| Extrait du texte |

##############################

EnterpriseDB veut professionnaliser le support PostgreSQL en France
L’éditeur américain vient d’ouvrir son premier bureau en France. Son objectif est simple : convaincre les entreprises déjà utilisatrices d’opter pour un support professionnel.
Avec 2 700 clients dans le monde, EnterpriseDB surfe sur le succès de la base de données Open Source PostgreSQL. Créée en 1995 par Michael Stonebraker, le gourou des bases de données, celle-ci compte des dizaines voire des centaines de milliers d’entreprises utilisatrices dans le monde, un vivier de clients potentiels pour EnterpriseDB (EDB) qui commercialise à la fois une offre de support, des outils de monitoring additionnels ainsi qu’un nouveau moteur amélioré dans une version « Enterprise ».
De nombreuses entreprises françaises ont fait le choix de PostgreSQL et pourtant aucune d’entre elles n’est à ce jour cliente d’EnterpriseDB, comme le déplore Mathieu Le Faucheur (en illustration), tout nouveau directeur des ventes Europe du Sud d’EnterpriseDB en France : « Nous n’avons pas encore de clients en France à ce jour. C’est la raison pour laquelle EDB a souhaité ouvrir un bureau en France, pour pouvoir adresser physiquement les utilisateurs de PostgreSQL et leur proposer du support et améliorer les performances de PostgreSQL avec les solutions EDB. »
De belles références PostgreSQL qu’EnterpriseDB rêve de faire signer
Avec l’ouverture de ce bureau, l’éditeur américain compte bien pousser les grands comptes français qui ont déjà déployé PostgreSQL à recourir à ses services et déployer sa version Enterprise : «J’ai pu rencontrer quelques grands utilisateurs PostgreSQL en France comme EDF, Total, l’AFP, Leroy Merlin et plus largement le groupe Mulliez. Je n’ai pas véritablement à vendre PostgreSQL aux entreprises, mais c’est vrai que les Français aiment bien avoir la présence de l’éditeur. Précédemment, un commercial basé au Pays-Bas couvrait aussi la France, mais culturellement, ça ne passait pas. Il n’y avait pas cette proximité. C’était une faiblesse. »

##############################

| Données fournies |
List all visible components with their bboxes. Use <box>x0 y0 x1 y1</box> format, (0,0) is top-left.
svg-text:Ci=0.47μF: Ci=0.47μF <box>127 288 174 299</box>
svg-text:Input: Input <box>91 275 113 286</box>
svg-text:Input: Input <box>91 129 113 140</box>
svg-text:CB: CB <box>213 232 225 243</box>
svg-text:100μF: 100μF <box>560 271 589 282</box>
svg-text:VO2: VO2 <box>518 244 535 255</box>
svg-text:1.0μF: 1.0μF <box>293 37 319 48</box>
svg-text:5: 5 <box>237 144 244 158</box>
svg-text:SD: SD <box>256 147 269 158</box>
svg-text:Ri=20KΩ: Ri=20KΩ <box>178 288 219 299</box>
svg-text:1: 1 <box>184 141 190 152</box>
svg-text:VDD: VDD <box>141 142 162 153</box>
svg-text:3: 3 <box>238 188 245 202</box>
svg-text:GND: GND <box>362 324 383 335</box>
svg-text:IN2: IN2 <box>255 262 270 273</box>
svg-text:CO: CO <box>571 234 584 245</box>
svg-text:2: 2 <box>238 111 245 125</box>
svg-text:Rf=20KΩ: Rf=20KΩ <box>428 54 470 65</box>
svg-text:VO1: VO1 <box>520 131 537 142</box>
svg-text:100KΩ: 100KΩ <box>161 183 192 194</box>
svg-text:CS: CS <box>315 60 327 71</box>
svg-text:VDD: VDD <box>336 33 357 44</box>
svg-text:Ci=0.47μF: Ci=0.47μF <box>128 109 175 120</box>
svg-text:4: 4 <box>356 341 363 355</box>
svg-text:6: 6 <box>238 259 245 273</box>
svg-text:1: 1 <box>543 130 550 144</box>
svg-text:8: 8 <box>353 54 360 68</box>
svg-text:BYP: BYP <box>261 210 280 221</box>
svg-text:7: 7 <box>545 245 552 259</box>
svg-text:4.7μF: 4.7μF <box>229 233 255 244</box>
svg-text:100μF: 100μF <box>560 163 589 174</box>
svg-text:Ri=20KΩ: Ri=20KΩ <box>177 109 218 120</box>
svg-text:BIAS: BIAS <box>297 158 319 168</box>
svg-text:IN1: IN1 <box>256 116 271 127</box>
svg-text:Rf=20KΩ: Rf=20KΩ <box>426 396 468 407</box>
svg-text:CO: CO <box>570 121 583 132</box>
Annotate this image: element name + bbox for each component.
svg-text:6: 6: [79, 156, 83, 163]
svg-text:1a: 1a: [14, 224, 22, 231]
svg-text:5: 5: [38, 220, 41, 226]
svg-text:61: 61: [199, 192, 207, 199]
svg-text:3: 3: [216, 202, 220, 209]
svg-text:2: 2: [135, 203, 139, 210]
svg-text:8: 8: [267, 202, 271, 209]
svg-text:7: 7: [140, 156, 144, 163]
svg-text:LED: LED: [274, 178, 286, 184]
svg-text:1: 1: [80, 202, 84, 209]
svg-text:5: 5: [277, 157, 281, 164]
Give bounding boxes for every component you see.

##############################

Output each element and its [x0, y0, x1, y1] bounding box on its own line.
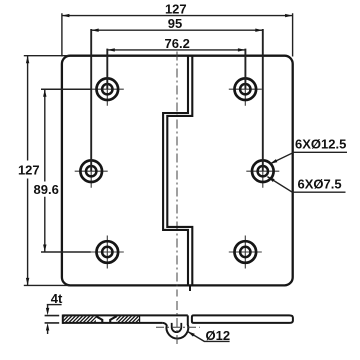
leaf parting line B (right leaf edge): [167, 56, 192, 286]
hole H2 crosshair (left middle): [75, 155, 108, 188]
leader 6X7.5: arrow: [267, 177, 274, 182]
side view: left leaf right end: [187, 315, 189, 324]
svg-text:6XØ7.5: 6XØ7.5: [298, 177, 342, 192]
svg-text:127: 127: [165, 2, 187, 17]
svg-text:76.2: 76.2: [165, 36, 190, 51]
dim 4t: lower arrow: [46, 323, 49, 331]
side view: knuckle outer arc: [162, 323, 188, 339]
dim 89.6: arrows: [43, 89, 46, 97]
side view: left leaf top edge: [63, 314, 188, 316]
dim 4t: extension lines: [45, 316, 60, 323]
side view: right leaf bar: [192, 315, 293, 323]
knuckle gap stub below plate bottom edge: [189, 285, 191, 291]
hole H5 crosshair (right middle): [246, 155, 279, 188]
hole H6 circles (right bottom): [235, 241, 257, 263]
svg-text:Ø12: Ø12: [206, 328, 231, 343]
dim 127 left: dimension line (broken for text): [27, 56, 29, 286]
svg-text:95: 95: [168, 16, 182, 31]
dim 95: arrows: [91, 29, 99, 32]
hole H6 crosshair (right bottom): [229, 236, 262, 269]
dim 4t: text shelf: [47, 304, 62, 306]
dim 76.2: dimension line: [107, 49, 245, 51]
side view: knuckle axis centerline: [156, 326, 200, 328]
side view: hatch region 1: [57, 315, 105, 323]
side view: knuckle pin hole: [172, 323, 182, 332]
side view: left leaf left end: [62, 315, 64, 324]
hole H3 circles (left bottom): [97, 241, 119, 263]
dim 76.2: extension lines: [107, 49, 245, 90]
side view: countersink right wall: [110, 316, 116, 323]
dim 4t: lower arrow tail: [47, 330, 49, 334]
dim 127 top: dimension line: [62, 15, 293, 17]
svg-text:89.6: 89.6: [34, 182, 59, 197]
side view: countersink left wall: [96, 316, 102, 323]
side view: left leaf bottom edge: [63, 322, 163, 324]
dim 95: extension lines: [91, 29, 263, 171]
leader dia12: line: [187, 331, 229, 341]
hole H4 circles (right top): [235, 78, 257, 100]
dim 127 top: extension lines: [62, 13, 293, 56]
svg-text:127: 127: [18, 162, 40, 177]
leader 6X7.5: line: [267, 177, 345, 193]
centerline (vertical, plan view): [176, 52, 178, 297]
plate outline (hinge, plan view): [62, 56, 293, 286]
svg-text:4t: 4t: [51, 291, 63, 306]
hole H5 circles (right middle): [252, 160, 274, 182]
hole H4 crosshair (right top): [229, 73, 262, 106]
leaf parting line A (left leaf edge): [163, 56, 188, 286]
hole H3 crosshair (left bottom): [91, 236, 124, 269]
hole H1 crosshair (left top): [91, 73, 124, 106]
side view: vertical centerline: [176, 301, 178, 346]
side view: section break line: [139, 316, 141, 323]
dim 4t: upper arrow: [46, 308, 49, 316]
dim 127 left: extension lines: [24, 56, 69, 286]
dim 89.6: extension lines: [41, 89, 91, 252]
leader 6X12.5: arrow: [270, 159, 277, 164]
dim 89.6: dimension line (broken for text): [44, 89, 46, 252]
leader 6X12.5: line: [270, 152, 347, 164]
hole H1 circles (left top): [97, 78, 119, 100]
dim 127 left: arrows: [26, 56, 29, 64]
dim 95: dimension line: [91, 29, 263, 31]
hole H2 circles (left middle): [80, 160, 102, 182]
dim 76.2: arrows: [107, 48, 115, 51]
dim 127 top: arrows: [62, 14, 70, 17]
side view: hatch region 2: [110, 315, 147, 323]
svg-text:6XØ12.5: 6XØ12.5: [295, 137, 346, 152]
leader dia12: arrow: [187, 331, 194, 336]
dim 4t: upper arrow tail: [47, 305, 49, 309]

##############################

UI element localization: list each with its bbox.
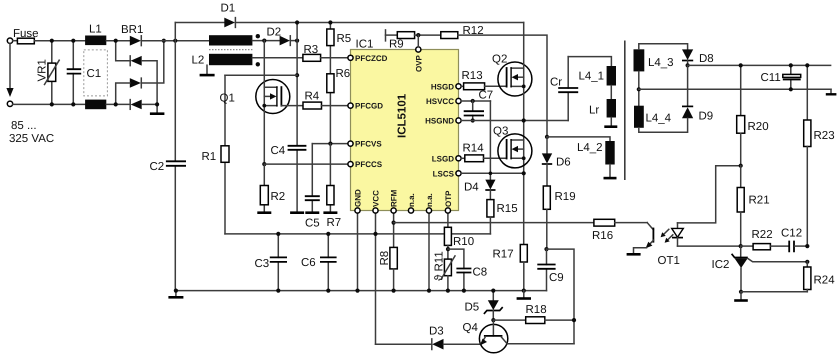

##############################

| Consigne 1 |
Dans l'article sur EnterpriseDB, quels grands utilisateurs français de PostgreSQL le directeur des ventes dit-il avoir rencontrés ? Donne-les tous.
| Consigne 2 |
Recopie le passage de l'article sur EnterpriseDB qui commence par « EnterpriseDB veut professionnaliser » et se poursuit jusqu'à « un support professionnel. », en changeant « PostgreSQL » en « Postgres ».
| Consigne 3 |
Dans l'article sur EnterpriseDB, réponds à ces questions :
(a) Combien de clients EnterpriseDB a-t-il dans le monde ?
(b) En quelle année PostgreSQL a-t-elle été créée ?
(c) Où était basé le commercial qui couvrait la France auparavant ?
Appuie-toi seulement sur le texte pour répondre.

| Réponse rédigée 1 |
EDF, Total, l'AFP, Leroy Merlin et le groupe Mulliez.

| Réponse rédigée 2 |
EnterpriseDB veut professionnaliser le support Postgres en France
L’éditeur américain vient d’ouvrir son premier bureau en France. Son objectif est simple : convaincre les entreprises déjà utilisatrices d’opter pour un support professionnel.

| Réponse rédigée 3 |
(a) 2 700 clients.
(b) En 1995.
(c) Aux Pays-Bas.